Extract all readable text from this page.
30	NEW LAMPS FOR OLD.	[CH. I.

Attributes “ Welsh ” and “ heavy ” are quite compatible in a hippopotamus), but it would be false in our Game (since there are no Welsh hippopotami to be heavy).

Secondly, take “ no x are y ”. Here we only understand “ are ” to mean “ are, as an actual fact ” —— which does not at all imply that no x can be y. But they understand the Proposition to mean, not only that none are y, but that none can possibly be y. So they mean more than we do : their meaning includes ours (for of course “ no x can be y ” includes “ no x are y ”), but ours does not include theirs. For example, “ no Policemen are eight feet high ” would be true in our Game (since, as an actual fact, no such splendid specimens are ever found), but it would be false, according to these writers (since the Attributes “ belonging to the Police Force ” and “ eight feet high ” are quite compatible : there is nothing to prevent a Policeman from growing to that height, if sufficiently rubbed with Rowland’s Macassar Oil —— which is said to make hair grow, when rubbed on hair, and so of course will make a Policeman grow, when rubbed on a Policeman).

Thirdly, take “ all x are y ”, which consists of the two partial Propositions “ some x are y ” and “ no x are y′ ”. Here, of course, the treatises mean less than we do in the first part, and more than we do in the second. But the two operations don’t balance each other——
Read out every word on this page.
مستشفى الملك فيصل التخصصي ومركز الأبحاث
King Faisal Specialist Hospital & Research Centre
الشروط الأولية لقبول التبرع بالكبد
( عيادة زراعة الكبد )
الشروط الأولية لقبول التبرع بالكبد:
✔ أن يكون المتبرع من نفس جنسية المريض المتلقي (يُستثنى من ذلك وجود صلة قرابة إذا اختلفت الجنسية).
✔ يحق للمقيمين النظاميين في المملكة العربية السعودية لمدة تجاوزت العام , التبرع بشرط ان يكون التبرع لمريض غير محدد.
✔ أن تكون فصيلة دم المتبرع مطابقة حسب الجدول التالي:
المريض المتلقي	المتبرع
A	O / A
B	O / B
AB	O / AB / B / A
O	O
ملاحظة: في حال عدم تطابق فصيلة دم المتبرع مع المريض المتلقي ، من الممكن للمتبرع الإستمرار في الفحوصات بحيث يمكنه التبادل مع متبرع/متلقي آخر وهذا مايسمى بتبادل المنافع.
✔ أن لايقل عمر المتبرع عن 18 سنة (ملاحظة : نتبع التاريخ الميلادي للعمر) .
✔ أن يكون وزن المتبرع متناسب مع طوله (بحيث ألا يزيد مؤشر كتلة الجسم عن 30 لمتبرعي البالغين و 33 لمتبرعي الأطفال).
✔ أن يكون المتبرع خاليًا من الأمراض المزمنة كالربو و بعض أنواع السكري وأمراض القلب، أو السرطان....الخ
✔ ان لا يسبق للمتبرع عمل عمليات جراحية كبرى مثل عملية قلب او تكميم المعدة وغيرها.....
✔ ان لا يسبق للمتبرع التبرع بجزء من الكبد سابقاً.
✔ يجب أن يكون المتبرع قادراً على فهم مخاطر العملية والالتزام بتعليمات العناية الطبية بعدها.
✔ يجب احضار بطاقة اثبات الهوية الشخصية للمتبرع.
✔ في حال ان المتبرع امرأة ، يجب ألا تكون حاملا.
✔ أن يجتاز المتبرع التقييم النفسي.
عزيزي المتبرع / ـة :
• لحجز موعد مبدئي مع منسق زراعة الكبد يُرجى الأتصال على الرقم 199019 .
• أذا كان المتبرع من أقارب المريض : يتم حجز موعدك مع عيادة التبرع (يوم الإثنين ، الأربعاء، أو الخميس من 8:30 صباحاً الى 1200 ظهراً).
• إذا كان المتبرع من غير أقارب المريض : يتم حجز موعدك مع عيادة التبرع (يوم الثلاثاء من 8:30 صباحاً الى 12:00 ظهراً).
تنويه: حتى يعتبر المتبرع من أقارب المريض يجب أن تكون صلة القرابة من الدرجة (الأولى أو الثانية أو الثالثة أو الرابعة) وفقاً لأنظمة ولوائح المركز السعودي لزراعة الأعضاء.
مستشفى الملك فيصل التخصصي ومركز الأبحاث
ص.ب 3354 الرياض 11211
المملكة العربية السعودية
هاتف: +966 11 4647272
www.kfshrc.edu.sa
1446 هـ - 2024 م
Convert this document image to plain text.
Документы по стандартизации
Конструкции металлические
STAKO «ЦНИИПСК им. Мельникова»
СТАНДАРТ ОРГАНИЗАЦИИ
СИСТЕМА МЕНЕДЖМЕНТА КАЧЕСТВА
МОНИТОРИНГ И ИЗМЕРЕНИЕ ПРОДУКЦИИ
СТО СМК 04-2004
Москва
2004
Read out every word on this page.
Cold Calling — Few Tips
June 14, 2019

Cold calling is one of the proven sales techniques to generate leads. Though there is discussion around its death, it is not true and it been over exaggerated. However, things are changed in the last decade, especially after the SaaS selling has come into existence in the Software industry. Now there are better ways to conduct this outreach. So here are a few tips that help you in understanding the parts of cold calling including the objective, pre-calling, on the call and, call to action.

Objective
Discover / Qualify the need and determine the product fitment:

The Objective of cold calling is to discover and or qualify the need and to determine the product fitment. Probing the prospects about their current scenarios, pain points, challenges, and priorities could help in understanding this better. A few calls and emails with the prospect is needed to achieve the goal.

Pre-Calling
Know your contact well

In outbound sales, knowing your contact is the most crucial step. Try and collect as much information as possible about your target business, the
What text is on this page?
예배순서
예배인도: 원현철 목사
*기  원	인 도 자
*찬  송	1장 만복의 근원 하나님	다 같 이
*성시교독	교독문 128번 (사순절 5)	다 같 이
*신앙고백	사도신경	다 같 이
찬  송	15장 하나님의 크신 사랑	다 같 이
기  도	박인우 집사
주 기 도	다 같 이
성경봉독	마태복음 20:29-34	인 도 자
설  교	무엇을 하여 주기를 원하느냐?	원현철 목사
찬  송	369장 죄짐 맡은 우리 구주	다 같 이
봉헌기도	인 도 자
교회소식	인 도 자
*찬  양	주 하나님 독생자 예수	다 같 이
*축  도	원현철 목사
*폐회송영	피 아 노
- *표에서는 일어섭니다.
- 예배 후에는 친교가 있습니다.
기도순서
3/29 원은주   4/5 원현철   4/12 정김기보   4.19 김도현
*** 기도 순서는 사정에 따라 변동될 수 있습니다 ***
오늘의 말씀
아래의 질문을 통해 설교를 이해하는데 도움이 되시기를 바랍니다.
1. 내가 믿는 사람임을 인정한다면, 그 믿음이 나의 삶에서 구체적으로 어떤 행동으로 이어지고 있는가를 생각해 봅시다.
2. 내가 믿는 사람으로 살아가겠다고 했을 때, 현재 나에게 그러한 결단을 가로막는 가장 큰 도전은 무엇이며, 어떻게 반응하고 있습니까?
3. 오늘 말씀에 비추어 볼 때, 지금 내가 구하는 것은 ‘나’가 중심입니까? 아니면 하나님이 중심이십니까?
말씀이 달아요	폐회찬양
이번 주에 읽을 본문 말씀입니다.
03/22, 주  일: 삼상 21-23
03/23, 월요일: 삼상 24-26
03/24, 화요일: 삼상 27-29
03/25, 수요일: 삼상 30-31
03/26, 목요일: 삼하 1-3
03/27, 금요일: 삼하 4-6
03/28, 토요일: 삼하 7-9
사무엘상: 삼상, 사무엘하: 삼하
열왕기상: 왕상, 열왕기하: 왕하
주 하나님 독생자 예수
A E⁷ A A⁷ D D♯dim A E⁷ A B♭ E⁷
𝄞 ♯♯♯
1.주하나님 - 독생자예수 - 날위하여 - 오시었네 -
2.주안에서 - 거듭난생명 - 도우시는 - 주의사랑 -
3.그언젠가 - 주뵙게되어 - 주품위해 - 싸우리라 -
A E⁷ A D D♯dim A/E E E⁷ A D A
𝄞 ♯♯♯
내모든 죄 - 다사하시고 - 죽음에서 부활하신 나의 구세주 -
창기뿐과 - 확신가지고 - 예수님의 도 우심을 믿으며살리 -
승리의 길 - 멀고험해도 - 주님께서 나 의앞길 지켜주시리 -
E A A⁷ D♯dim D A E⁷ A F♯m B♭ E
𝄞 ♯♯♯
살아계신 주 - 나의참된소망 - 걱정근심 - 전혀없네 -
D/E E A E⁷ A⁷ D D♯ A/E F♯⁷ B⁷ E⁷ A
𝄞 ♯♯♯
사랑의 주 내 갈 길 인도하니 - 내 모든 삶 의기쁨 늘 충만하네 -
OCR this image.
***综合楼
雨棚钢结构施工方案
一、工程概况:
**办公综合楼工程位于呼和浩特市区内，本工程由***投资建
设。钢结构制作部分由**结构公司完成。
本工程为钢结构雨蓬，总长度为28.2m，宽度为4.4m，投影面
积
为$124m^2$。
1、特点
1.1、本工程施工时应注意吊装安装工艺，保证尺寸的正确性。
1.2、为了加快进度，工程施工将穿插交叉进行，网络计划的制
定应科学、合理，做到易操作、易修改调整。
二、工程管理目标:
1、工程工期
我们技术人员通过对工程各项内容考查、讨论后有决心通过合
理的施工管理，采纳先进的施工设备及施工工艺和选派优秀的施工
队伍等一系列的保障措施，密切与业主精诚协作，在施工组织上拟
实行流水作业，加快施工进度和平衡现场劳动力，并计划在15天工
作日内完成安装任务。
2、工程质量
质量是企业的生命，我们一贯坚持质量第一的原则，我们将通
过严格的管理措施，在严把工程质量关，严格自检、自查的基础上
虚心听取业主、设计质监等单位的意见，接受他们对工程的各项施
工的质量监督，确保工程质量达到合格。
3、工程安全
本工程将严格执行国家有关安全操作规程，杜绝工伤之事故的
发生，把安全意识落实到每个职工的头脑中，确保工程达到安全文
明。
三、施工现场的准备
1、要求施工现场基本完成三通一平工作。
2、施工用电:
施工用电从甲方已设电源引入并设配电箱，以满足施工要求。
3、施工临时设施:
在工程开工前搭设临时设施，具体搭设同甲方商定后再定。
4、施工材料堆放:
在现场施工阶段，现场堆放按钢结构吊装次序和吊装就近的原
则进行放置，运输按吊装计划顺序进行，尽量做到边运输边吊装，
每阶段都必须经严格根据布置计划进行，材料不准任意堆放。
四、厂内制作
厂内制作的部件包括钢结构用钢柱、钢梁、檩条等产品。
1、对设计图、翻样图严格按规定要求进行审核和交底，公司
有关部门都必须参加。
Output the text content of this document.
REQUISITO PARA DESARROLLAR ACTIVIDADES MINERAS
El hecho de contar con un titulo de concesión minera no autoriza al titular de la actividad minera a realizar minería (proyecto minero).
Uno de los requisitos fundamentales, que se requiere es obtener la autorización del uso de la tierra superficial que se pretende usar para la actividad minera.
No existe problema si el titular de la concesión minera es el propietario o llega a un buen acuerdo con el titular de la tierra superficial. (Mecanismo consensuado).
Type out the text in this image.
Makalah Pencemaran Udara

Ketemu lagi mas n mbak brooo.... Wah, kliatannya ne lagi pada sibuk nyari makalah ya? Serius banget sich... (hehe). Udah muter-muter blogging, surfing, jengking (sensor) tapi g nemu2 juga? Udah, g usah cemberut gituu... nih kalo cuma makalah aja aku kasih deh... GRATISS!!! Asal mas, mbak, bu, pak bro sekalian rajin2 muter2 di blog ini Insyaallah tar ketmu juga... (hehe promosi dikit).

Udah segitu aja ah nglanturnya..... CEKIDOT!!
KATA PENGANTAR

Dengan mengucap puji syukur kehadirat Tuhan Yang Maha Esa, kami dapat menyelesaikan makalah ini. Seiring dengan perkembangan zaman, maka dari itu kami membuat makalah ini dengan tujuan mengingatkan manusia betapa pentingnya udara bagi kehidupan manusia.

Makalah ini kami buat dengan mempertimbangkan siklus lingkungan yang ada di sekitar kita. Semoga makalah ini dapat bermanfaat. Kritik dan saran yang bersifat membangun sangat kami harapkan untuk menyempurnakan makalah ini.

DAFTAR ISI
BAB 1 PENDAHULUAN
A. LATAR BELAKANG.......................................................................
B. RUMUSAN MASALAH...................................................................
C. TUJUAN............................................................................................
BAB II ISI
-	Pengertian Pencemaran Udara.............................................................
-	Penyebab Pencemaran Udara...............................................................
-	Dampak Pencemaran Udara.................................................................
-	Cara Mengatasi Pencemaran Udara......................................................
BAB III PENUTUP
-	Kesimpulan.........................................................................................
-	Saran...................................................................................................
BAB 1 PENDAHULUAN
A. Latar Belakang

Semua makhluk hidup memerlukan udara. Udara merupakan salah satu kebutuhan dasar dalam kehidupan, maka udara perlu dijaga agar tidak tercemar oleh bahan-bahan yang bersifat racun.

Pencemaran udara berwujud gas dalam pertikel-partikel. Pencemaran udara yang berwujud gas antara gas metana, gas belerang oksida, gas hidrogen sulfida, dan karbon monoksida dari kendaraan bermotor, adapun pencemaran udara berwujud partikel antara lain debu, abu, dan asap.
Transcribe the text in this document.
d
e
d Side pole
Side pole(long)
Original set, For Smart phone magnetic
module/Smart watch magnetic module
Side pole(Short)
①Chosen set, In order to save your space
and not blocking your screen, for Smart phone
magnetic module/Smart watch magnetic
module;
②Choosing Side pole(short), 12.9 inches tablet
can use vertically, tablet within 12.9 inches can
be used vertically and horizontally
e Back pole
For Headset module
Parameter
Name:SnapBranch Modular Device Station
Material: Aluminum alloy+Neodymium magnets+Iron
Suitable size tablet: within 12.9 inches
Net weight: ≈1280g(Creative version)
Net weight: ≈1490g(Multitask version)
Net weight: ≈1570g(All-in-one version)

▶ EXERCISE BRIEF:
Everything from the line containing "Transcribe the text in this document." to the end of the records must be written out exactly; include both of those lines and no others.

▶ OUTPUT OF THE EXERCISE:
Transcribe the text in this document.
d
e
d Side pole
Side pole(long)
Original set, For Smart phone magnetic
module/Smart watch magnetic module
Side pole(Short)
①Chosen set, In order to save your space
and not blocking your screen, for Smart phone
magnetic module/Smart watch magnetic
module;
②Choosing Side pole(short), 12.9 inches tablet
can use vertically, tablet within 12.9 inches can
be used vertically and horizontally
e Back pole
For Headset module
Parameter
Name:SnapBranch Modular Device Station
Material: Aluminum alloy+Neodymium magnets+Iron
Suitable size tablet: within 12.9 inches
Net weight: ≈1280g(Creative version)
Net weight: ≈1490g(Multitask version)
Net weight: ≈1570g(All-in-one version)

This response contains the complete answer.